## Begin INPUT
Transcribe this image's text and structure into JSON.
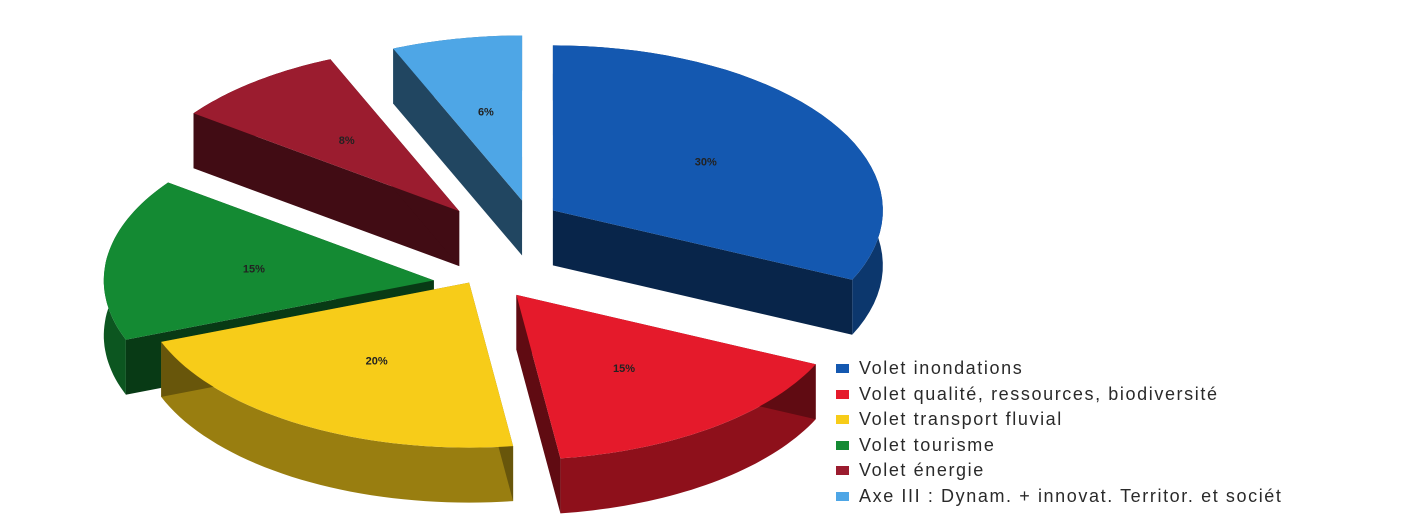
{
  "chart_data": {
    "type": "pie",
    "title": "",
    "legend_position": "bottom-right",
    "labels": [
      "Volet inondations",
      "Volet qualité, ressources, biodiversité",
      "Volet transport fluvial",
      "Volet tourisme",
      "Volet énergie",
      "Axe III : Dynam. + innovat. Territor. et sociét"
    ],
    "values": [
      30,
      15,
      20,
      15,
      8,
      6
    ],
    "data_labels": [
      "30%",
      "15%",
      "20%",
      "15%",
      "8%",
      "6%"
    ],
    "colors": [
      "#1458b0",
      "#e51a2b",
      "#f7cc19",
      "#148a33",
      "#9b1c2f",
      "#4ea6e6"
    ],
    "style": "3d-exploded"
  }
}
## End INPUT
SHORT PROBLEM: Output each line exactly; omit every picture.

SOLUTION FOR THIS PROBLEM:
Transcribe this image's text and structure into JSON.
{
  "chart_data": {
    "type": "pie",
    "title": "",
    "legend_position": "bottom-right",
    "labels": [
      "Volet inondations",
      "Volet qualité, ressources, biodiversité",
      "Volet transport fluvial",
      "Volet tourisme",
      "Volet énergie",
      "Axe III : Dynam. + innovat. Territor. et sociét"
    ],
    "values": [
      30,
      15,
      20,
      15,
      8,
      6
    ],
    "data_labels": [
      "30%",
      "15%",
      "20%",
      "15%",
      "8%",
      "6%"
    ],
    "colors": [
      "#1458b0",
      "#e51a2b",
      "#f7cc19",
      "#148a33",
      "#9b1c2f",
      "#4ea6e6"
    ],
    "style": "3d-exploded"
  }
}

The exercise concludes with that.